Collection entries
------------------------

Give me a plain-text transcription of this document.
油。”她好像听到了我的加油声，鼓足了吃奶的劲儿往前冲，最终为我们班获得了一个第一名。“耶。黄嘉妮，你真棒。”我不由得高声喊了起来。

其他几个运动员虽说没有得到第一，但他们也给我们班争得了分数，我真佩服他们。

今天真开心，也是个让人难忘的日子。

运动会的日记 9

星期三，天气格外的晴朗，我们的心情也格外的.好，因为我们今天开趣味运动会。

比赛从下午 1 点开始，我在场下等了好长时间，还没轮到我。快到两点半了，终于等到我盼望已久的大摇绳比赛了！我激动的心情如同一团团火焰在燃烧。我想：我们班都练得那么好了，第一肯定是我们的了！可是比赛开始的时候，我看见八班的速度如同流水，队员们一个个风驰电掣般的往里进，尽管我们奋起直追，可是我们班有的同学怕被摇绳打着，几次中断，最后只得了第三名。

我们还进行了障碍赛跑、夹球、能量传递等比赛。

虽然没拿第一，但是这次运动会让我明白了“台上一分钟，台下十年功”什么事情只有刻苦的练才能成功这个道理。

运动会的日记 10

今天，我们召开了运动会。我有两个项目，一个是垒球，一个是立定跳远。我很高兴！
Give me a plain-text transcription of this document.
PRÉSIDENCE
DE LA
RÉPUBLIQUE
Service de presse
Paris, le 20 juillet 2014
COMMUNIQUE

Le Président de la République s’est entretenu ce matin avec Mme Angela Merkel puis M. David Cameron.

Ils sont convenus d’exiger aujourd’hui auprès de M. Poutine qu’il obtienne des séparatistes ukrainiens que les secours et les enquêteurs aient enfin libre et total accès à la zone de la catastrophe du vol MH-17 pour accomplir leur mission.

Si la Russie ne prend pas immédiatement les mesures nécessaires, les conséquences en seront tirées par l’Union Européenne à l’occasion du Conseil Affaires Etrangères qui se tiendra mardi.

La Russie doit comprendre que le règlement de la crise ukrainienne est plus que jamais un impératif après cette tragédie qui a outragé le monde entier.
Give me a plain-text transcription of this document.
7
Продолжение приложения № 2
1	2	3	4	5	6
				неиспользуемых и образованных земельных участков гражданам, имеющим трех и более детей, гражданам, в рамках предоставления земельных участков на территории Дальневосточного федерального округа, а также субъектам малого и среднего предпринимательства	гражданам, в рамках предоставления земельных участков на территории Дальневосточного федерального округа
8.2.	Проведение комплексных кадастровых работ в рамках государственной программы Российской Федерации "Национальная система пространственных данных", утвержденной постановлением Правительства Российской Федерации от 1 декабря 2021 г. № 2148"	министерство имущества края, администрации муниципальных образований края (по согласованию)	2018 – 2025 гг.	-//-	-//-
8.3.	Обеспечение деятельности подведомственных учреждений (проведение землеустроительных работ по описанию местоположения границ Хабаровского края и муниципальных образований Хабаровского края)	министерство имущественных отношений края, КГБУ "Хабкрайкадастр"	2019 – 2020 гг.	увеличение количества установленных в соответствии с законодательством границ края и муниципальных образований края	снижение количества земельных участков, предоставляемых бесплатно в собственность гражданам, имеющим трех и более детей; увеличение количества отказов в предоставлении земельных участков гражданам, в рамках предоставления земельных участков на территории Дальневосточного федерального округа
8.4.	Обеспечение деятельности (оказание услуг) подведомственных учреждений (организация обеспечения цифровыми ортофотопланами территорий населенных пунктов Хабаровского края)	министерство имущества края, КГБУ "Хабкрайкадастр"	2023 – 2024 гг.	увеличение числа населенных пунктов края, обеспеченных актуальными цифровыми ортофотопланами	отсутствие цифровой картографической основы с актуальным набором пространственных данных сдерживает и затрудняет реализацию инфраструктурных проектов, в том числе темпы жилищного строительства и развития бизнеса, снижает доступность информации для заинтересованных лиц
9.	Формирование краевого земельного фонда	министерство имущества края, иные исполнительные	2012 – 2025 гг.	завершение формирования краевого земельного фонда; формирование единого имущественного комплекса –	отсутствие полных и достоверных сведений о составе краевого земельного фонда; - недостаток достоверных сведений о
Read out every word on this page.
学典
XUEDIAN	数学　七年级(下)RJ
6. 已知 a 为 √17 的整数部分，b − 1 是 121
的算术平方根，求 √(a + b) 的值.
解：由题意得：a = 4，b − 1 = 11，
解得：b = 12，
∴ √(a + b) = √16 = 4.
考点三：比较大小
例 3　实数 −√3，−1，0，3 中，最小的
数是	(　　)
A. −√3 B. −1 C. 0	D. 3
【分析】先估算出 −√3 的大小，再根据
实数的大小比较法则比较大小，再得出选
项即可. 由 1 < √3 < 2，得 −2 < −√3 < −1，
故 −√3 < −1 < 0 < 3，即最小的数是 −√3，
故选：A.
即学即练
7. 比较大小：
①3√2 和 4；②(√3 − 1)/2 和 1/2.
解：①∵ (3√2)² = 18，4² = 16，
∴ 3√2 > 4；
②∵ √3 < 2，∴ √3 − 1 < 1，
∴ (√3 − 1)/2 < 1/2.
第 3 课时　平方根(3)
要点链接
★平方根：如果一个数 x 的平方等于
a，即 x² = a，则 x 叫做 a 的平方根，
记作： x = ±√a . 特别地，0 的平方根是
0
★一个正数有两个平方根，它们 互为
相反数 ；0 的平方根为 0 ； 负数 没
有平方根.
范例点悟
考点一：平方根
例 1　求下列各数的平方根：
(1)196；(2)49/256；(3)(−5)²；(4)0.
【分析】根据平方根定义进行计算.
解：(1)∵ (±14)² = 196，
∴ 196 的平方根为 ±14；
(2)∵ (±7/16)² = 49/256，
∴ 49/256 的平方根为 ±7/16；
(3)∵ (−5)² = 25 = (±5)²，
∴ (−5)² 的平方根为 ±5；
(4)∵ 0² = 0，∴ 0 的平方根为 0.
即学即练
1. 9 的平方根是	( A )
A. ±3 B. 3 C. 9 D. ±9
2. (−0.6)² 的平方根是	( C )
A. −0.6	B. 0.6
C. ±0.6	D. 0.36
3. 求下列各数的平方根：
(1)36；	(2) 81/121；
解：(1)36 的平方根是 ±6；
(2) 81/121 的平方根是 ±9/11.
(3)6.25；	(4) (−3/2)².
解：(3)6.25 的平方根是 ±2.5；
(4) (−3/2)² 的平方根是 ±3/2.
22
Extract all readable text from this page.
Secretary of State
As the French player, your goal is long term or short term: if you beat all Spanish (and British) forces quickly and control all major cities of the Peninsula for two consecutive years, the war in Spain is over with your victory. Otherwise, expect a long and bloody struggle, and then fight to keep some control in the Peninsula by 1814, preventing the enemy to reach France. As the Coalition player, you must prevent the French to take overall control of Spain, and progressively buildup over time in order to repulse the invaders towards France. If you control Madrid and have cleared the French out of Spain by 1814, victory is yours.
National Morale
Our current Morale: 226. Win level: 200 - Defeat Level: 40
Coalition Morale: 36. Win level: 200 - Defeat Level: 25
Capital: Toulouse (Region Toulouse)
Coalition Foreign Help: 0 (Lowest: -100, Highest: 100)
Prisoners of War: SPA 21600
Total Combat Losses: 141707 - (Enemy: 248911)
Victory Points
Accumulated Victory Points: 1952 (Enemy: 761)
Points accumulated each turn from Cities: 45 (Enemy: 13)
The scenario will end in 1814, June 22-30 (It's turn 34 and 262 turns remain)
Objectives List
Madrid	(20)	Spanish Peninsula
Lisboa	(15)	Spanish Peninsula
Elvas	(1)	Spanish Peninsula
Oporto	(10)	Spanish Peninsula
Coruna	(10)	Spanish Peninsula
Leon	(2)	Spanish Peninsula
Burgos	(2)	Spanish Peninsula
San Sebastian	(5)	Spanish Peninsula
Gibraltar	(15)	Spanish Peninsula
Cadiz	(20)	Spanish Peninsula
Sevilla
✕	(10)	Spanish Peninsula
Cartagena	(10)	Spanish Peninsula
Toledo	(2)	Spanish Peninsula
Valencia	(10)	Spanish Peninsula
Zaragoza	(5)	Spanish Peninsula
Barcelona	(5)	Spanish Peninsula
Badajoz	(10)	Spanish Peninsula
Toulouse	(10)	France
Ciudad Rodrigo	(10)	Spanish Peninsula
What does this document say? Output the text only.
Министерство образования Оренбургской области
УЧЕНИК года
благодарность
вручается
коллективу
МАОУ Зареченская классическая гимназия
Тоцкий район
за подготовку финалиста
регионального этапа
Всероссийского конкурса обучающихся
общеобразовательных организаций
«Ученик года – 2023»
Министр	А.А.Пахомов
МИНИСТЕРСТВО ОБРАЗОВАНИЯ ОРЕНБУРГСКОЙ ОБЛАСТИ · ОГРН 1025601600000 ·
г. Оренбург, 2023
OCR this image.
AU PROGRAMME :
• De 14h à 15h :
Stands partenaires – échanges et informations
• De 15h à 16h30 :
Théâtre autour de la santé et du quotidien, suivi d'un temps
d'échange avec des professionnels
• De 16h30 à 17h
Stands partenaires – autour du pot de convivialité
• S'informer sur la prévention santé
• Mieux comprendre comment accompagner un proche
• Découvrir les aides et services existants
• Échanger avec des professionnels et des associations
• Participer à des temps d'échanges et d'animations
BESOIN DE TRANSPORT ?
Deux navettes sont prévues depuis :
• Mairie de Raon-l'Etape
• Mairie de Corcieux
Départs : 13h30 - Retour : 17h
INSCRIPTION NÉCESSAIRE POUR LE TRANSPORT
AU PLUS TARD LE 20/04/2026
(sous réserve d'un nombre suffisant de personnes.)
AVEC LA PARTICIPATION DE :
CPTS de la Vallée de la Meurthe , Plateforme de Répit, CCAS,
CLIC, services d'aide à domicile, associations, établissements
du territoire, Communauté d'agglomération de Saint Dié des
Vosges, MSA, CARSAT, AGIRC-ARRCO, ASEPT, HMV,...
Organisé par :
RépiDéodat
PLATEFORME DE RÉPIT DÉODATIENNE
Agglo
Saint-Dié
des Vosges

------------------------

Look through the listing and extract every line with "的平方根为" in it.

▶ [RESULT OF THIS EXERCISE]
相反数 ；0 的平方根为 0 ； 负数 没
∴ 196 的平方根为 ±14；
∴ 49/256 的平方根为 ±7/16；
∴ (−5)² 的平方根为 ±5；
(4)∵ 0² = 0，∴ 0 的平方根为 0.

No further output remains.